## PROMPT
Put every line of the records below into a numbered list, skipping any blank lines. Leave the pictures out of your answer.

## Entries taken from a collection
··········

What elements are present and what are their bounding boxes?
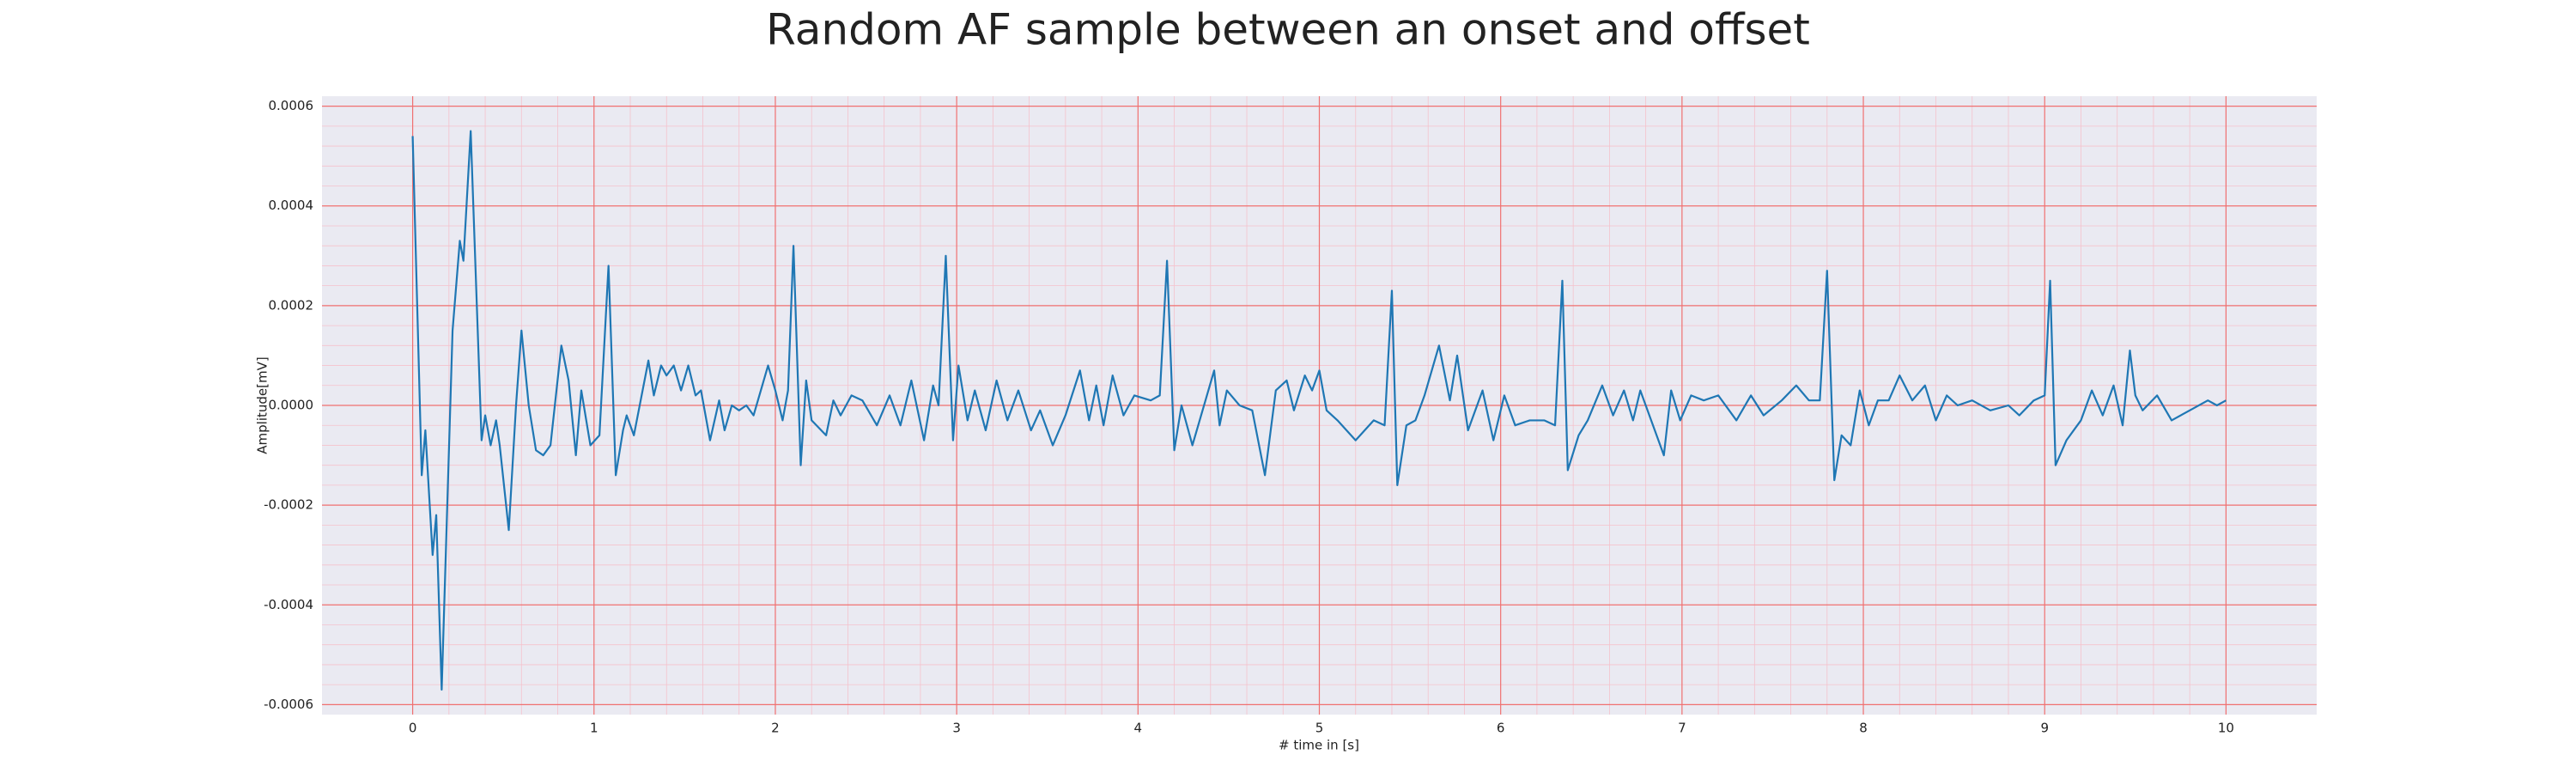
y-tick-label: 0.0000 [269, 398, 314, 413]
x-tick-label: 3 [952, 721, 961, 736]
x-tick-label: 2 [771, 721, 780, 736]
y-tick-label: 0.0002 [269, 297, 314, 313]
y-tick-label: 0.0004 [269, 198, 314, 213]
x-tick-label: 4 [1134, 721, 1143, 736]
y-tick-label: -0.0006 [264, 697, 313, 712]
chart-title: Random AF sample between an onset and of… [766, 5, 1810, 55]
x-tick-label: 8 [1859, 721, 1868, 736]
y-tick-label: 0.0006 [269, 98, 314, 113]
signal-line [411, 130, 2227, 691]
x-tick-label: 6 [1497, 721, 1505, 736]
x-tick-label: 9 [2040, 721, 2049, 736]
x-tick-label: 10 [2218, 721, 2234, 736]
y-tick-label: -0.0002 [264, 497, 313, 513]
x-tick-label: 7 [1678, 721, 1686, 736]
x-tick-label: 0 [409, 721, 417, 736]
x-tick-label: 5 [1315, 721, 1324, 736]
y-axis-label: Amplitude[mV] [255, 356, 270, 453]
y-tick-label: -0.0004 [264, 597, 313, 612]
x-tick-label: 1 [590, 721, 598, 736]
x-axis-label: # time in [s] [1279, 738, 1359, 753]
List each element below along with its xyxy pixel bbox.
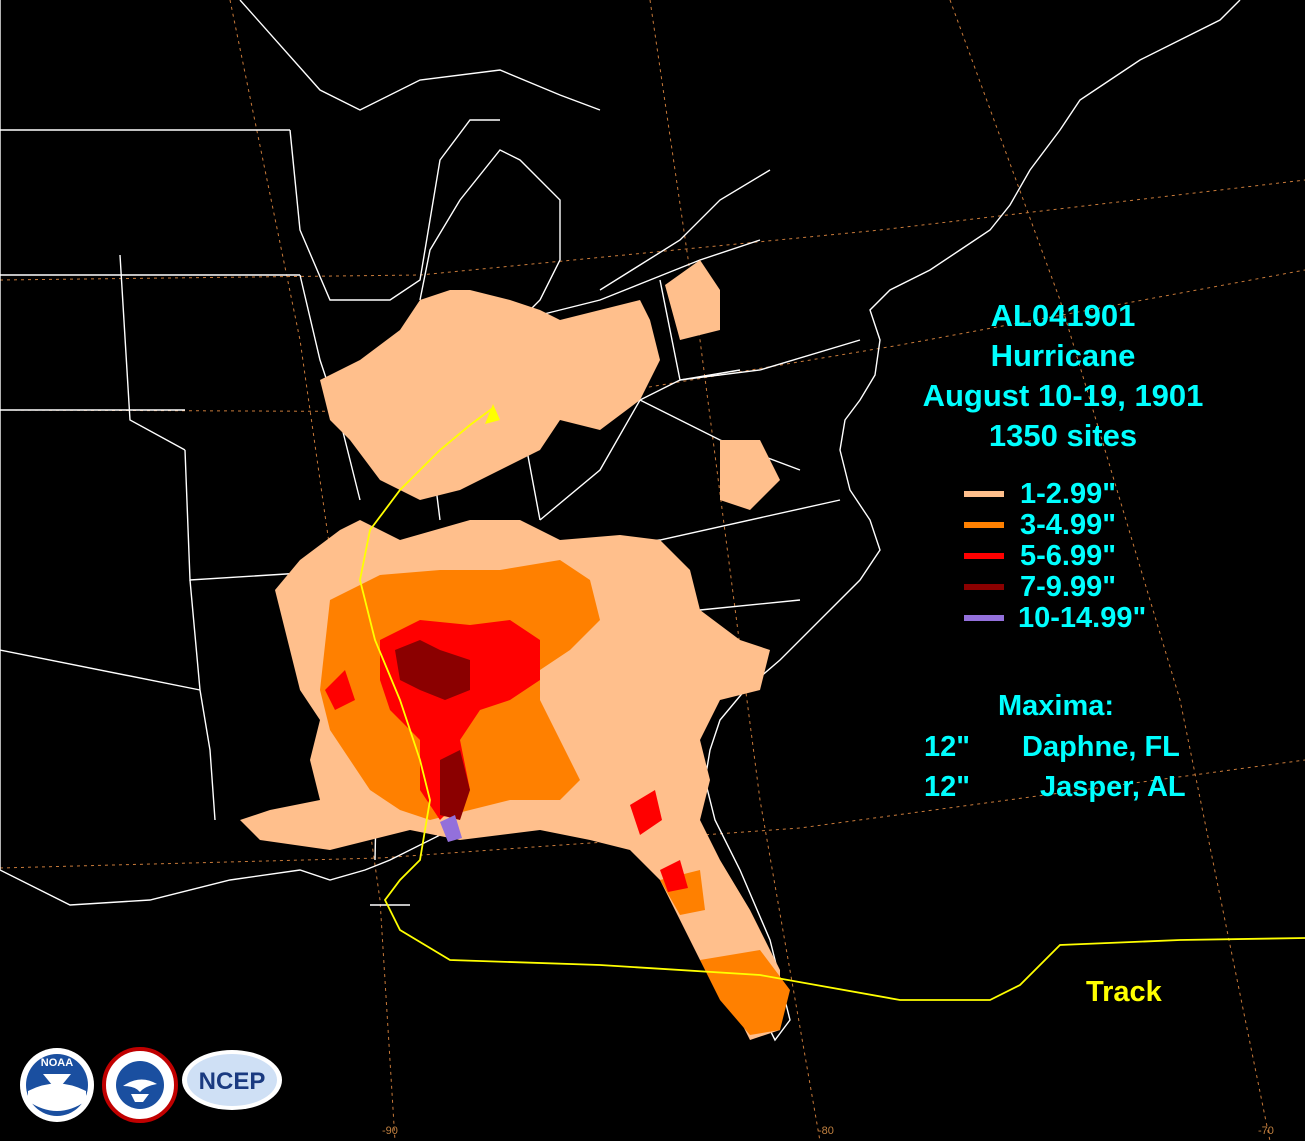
rain-zone-very-heavy	[395, 640, 470, 700]
legend-swatch	[964, 584, 1004, 590]
longitude-tick: -90	[382, 1125, 398, 1137]
rain-zone-light-east	[720, 440, 780, 510]
legend-label: 1-2.99"	[1020, 478, 1116, 510]
site-count: 1350 sites	[988, 418, 1138, 453]
svg-text:NOAA: NOAA	[41, 1057, 73, 1069]
legend-swatch	[964, 553, 1004, 559]
noaa-logo: NOAA	[20, 1048, 94, 1122]
legend-label: 10-14.99"	[1018, 602, 1147, 634]
ncep-logo: NCEP	[182, 1050, 282, 1110]
legend-label: 3-4.99"	[1020, 509, 1116, 541]
svg-text:NCEP: NCEP	[199, 1068, 266, 1095]
track-arrow-icon	[485, 404, 500, 424]
nws-logo	[102, 1047, 178, 1123]
rain-zone-light-ne	[665, 260, 720, 340]
longitude-tick: -70	[1258, 1125, 1274, 1137]
title-block: AL041901 Hurricane August 10-19, 1901 13…	[900, 296, 1226, 456]
legend-label: 5-6.99"	[1020, 540, 1116, 572]
rain-zone-very-heavy-s	[440, 750, 470, 820]
rain-zone-extreme	[440, 815, 462, 842]
maxima-value-1: 12"	[924, 731, 971, 763]
maxima-value-2: 12"	[924, 771, 971, 803]
legend-swatch	[964, 522, 1004, 528]
maxima-heading: Maxima:	[998, 690, 1115, 722]
storm-track	[359, 407, 1305, 1001]
storm-dates: August 10-19, 1901	[922, 378, 1204, 413]
storm-id: AL041901	[990, 298, 1136, 333]
rain-zone-moderate-fl	[700, 950, 790, 1035]
rainfall-shading	[240, 260, 790, 1040]
legend-label: 7-9.99"	[1020, 571, 1116, 603]
rain-zone-heavy-ga	[630, 790, 662, 835]
rain-zone-heavy-fl	[660, 860, 688, 892]
storm-type: Hurricane	[990, 338, 1136, 373]
track-label: Track	[1086, 976, 1162, 1008]
legend-swatch	[964, 615, 1004, 621]
rain-zone-heavy-w	[325, 670, 355, 710]
rain-zone-light-north	[320, 290, 660, 500]
legend-swatch	[964, 491, 1004, 497]
longitude-tick: -80	[818, 1125, 834, 1137]
maxima-location-1: Daphne, FL	[1022, 731, 1180, 763]
maxima-location-2: Jasper, AL	[1040, 771, 1186, 803]
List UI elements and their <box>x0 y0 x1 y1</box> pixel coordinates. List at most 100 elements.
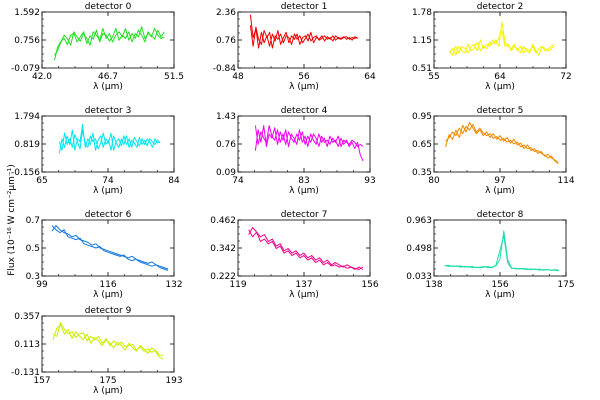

··········

## PROBLEM SOLUTION
1. What elements are present and what are their bounding boxes?
2. y-tick-label: 0.0000 [269, 398, 314, 413]
3. x-tick-label: 3 [952, 721, 961, 736]
4. x-tick-label: 2 [771, 721, 780, 736]
5. y-tick-label: 0.0002 [269, 297, 314, 313]
6. y-tick-label: 0.0004 [269, 198, 314, 213]
7. x-tick-label: 4 [1134, 721, 1143, 736]
8. y-tick-label: -0.0006 [264, 697, 313, 712]
9. chart-title: Random AF sample between an onset and of… [766, 5, 1810, 55]
10. x-tick-label: 8 [1859, 721, 1868, 736]
11. y-tick-label: 0.0006 [269, 98, 314, 113]
12. signal-line [411, 130, 2227, 691]
13. x-tick-label: 6 [1497, 721, 1505, 736]
14. x-tick-label: 9 [2040, 721, 2049, 736]
15. x-tick-label: 10 [2218, 721, 2234, 736]
16. y-tick-label: -0.0002 [264, 497, 313, 513]
17. x-tick-label: 7 [1678, 721, 1686, 736]
18. x-tick-label: 0 [409, 721, 417, 736]
19. x-tick-label: 5 [1315, 721, 1324, 736]
20. y-axis-label: Amplitude[mV] [255, 356, 270, 453]
21. y-tick-label: -0.0004 [264, 597, 313, 612]
22. x-tick-label: 1 [590, 721, 598, 736]
23. x-axis-label: # time in [s] [1279, 738, 1359, 753]
24. List each element below along with its xyxy pixel bbox.
25. rain-zone-very-heavy	[395, 640, 470, 700]
26. legend-swatch	[964, 584, 1004, 590]
27. longitude-tick: -90	[382, 1125, 398, 1137]
28. rain-zone-light-east	[720, 440, 780, 510]
29. legend-label: 1-2.99"	[1020, 478, 1116, 510]
30. site-count: 1350 sites	[988, 418, 1138, 453]
31. svg-text:NOAA: NOAA	[41, 1057, 73, 1069]
32. legend-swatch	[964, 553, 1004, 559]
33. noaa-logo: NOAA	[20, 1048, 94, 1122]
34. legend-label: 10-14.99"	[1018, 602, 1147, 634]
35. ncep-logo: NCEP	[182, 1050, 282, 1110]
36. legend-label: 3-4.99"	[1020, 509, 1116, 541]
37. svg-text:NCEP: NCEP	[199, 1068, 266, 1095]
38. track-arrow-icon	[485, 404, 500, 424]
39. nws-logo	[102, 1047, 178, 1123]
40. rain-zone-light-ne	[665, 260, 720, 340]
41. longitude-tick: -70	[1258, 1125, 1274, 1137]
42. title-block: AL041901 Hurricane August 10-19, 1901 13…	[900, 296, 1226, 456]
43. legend-label: 5-6.99"	[1020, 540, 1116, 572]
44. rain-zone-very-heavy-s	[440, 750, 470, 820]
45. rain-zone-extreme	[440, 815, 462, 842]
46. maxima-value-1: 12"	[924, 731, 971, 763]
47. maxima-value-2: 12"	[924, 771, 971, 803]
48. legend-swatch	[964, 522, 1004, 528]
49. maxima-heading: Maxima:	[998, 690, 1115, 722]
50. storm-track	[359, 407, 1305, 1001]
51. storm-dates: August 10-19, 1901	[922, 378, 1204, 413]
52. storm-id: AL041901	[990, 298, 1136, 333]
53. rain-zone-moderate-fl	[700, 950, 790, 1035]
54. rainfall-shading	[240, 260, 790, 1040]
55. legend-label: 7-9.99"	[1020, 571, 1116, 603]
56. rain-zone-heavy-ga	[630, 790, 662, 835]
57. rain-zone-heavy-fl	[660, 860, 688, 892]
58. storm-type: Hurricane	[990, 338, 1136, 373]
59. track-label: Track	[1086, 976, 1162, 1008]
60. legend-swatch	[964, 615, 1004, 621]
61. rain-zone-heavy-w	[325, 670, 355, 710]
62. rain-zone-light-north	[320, 290, 660, 500]
63. legend-swatch	[964, 491, 1004, 497]
64. longitude-tick: -80	[818, 1125, 834, 1137]
65. maxima-location-1: Daphne, FL	[1022, 731, 1180, 763]
66. maxima-location-2: Jasper, AL	[1040, 771, 1186, 803]
67. List UI elements and their <box>x0 y0 x1 y1</box> pixel coordinates. List at most 100 elements.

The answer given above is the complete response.